Copy the rows below word for word, starting with the very first one and ending with the line that contains "trigger-level[interactable]: −105mV: [521, 427, 588, 445]", both included.

RECORDS FOR THE TASK
>>>

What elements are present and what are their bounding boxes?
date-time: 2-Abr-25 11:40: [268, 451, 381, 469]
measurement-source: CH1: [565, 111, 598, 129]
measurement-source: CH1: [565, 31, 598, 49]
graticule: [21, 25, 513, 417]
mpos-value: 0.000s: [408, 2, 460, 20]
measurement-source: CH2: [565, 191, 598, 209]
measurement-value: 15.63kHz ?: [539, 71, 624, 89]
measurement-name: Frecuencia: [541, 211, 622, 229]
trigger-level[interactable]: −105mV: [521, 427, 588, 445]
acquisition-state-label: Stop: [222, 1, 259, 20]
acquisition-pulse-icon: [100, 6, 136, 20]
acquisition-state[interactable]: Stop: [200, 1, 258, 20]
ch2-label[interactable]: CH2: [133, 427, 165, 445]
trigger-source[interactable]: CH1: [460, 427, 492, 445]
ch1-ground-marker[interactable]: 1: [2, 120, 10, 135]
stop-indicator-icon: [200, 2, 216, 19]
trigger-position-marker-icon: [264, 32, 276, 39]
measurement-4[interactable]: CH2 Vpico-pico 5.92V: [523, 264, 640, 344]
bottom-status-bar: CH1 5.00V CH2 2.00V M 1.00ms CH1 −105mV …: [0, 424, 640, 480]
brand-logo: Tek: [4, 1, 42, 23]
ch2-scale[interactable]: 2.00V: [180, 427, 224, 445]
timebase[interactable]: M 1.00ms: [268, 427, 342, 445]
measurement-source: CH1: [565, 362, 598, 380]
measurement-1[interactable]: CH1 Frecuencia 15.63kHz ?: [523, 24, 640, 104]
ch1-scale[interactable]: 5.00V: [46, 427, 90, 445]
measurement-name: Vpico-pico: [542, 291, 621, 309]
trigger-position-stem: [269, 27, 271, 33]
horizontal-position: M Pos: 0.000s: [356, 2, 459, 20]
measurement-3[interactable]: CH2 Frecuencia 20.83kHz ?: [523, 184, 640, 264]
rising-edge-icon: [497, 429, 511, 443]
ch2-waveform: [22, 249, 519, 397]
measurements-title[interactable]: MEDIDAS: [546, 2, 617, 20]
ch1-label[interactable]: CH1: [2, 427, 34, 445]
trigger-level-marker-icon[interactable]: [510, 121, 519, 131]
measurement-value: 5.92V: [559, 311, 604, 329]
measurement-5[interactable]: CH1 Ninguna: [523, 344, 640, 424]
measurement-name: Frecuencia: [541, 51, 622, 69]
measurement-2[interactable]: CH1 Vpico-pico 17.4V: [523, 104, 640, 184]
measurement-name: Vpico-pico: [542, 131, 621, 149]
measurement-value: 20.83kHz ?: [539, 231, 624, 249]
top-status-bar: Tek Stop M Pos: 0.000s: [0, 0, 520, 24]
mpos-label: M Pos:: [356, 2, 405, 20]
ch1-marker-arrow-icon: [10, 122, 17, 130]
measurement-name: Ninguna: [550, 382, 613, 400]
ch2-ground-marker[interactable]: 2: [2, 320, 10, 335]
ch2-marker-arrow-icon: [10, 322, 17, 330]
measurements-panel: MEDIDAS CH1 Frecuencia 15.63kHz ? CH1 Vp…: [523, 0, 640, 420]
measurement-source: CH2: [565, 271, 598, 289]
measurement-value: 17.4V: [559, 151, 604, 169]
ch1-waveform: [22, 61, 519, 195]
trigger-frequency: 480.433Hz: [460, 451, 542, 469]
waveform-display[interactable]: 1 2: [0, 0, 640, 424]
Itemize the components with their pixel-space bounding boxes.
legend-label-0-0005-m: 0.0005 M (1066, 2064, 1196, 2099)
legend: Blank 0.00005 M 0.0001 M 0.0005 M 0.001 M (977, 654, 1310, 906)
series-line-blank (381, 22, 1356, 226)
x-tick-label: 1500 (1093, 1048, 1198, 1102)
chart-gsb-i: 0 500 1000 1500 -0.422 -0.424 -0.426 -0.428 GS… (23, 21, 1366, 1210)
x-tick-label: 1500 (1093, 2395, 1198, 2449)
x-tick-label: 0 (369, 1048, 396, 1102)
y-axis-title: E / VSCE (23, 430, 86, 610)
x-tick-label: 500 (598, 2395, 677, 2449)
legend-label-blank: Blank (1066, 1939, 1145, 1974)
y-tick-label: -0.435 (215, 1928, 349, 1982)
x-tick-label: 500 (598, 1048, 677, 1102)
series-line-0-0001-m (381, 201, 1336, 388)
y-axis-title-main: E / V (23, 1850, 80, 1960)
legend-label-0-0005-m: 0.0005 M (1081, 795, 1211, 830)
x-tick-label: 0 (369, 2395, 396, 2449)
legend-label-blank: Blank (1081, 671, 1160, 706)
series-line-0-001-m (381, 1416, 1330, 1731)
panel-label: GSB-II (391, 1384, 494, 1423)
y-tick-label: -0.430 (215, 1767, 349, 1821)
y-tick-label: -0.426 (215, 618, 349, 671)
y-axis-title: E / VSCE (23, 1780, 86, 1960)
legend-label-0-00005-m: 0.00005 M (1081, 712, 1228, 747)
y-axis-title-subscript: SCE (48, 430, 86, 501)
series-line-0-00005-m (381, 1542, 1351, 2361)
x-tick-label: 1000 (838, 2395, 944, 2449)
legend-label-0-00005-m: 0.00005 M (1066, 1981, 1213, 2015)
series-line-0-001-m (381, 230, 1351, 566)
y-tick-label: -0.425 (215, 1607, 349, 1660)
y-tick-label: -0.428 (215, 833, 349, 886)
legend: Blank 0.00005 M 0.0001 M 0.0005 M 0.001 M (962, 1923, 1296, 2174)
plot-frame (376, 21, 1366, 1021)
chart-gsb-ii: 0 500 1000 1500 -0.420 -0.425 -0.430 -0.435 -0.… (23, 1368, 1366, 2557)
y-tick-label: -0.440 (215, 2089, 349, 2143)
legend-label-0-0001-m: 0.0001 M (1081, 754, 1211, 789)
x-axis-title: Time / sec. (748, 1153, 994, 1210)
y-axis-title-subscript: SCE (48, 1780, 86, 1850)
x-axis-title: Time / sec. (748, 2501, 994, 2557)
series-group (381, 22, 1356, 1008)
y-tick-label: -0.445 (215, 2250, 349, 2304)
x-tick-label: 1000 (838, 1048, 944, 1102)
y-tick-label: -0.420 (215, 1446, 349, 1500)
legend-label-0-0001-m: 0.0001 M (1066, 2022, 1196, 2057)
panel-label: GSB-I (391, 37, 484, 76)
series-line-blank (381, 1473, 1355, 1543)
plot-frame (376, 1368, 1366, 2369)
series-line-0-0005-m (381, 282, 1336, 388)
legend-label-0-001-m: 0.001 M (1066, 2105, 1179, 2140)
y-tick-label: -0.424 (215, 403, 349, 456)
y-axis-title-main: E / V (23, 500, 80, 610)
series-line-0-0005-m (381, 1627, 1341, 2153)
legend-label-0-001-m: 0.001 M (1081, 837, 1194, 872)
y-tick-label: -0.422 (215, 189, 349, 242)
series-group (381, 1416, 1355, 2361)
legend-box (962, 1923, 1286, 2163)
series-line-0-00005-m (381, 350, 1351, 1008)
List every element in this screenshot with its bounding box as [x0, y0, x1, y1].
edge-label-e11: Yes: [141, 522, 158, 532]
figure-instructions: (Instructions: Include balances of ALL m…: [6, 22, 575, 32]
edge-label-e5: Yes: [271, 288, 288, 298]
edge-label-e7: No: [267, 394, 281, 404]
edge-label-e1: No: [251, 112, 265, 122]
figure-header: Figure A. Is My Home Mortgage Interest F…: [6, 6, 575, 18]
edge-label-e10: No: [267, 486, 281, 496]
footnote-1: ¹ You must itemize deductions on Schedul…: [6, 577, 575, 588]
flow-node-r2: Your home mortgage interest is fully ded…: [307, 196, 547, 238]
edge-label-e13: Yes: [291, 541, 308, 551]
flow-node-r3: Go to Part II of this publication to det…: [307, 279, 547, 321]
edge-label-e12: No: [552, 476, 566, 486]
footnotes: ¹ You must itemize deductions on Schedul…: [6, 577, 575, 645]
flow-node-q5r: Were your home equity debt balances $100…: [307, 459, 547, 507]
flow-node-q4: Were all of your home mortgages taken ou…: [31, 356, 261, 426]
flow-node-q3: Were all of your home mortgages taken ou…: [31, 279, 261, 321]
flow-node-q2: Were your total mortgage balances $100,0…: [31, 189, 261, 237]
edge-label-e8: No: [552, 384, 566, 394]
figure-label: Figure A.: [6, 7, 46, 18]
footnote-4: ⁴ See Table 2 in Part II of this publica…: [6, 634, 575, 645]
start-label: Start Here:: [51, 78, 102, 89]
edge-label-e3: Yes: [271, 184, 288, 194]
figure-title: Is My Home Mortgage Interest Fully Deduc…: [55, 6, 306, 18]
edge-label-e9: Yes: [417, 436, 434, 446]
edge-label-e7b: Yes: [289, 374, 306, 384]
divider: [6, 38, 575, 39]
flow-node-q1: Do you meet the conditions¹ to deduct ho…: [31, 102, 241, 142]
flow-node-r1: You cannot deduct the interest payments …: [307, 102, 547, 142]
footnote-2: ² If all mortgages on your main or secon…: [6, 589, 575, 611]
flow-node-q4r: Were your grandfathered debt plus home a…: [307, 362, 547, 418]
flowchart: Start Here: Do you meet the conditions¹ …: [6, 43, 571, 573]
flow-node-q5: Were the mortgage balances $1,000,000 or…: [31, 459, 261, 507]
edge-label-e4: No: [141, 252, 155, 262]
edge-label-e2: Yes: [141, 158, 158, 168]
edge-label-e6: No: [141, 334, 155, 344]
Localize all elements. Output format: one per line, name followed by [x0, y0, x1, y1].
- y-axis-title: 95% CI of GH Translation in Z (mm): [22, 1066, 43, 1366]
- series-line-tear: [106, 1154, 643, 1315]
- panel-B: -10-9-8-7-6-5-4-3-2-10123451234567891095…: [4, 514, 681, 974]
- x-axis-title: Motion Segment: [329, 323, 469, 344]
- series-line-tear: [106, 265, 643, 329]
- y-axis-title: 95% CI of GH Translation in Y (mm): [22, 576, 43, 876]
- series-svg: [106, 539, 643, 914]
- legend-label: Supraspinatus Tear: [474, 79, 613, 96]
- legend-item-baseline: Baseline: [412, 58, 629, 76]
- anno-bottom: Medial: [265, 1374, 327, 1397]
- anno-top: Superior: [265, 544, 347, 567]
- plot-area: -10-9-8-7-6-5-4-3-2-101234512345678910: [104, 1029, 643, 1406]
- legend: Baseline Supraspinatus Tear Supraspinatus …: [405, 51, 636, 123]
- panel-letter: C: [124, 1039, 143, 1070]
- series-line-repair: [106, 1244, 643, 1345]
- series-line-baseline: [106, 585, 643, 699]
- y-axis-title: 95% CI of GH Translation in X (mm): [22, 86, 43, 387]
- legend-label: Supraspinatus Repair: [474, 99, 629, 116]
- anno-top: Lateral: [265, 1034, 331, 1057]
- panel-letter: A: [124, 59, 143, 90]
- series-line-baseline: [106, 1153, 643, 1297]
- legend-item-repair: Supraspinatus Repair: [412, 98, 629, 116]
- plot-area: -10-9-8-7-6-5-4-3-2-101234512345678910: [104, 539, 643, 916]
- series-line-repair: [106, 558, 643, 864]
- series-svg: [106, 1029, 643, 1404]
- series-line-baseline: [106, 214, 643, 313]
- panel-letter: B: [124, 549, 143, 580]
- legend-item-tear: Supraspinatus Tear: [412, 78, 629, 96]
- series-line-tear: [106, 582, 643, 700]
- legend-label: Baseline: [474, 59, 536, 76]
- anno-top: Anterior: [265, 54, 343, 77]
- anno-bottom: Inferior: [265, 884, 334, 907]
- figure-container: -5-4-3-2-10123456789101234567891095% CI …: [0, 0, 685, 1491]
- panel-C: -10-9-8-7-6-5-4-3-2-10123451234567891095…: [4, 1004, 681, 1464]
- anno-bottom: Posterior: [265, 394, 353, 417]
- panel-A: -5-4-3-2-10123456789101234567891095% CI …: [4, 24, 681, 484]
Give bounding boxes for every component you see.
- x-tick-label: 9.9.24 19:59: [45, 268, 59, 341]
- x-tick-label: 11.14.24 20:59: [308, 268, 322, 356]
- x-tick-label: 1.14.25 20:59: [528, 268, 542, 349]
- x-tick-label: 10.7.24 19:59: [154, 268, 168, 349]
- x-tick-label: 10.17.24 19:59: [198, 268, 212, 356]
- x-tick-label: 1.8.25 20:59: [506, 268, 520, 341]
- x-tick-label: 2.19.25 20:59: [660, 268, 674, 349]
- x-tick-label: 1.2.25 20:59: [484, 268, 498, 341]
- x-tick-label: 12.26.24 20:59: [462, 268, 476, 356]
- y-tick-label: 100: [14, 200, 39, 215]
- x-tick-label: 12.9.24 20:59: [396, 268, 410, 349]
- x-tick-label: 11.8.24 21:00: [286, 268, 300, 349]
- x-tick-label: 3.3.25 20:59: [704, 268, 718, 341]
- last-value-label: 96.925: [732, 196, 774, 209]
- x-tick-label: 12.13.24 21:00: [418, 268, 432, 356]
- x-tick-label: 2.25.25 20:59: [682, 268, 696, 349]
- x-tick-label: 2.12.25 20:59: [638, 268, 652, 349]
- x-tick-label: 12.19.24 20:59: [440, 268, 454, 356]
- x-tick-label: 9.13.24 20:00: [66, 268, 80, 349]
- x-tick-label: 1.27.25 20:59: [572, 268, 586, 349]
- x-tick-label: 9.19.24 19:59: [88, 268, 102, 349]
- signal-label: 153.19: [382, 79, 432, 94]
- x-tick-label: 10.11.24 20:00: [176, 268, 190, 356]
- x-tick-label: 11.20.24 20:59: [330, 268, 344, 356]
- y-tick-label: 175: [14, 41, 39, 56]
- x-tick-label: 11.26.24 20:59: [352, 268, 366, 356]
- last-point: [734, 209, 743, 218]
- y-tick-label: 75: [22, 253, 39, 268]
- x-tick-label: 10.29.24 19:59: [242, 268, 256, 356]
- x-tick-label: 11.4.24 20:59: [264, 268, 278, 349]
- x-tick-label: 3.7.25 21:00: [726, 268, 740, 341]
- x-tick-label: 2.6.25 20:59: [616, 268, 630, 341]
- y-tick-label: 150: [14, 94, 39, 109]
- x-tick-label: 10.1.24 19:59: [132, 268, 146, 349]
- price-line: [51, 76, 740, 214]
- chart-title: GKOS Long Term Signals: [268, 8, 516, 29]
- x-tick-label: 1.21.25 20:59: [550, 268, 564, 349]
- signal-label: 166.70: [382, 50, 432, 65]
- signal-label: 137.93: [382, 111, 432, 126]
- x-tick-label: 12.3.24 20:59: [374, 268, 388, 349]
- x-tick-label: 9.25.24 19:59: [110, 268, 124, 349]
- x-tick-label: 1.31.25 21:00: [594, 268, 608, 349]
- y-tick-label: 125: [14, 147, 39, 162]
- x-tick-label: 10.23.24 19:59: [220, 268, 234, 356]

<<<

FINISHED TASK
What elements are present and what are their bounding boxes?
date-time: 2-Abr-25 11:40: [268, 451, 381, 469]
measurement-source: CH1: [565, 111, 598, 129]
measurement-source: CH1: [565, 31, 598, 49]
graticule: [21, 25, 513, 417]
mpos-value: 0.000s: [408, 2, 460, 20]
measurement-source: CH2: [565, 191, 598, 209]
measurement-value: 15.63kHz ?: [539, 71, 624, 89]
measurement-name: Frecuencia: [541, 211, 622, 229]
trigger-level[interactable]: −105mV: [521, 427, 588, 445]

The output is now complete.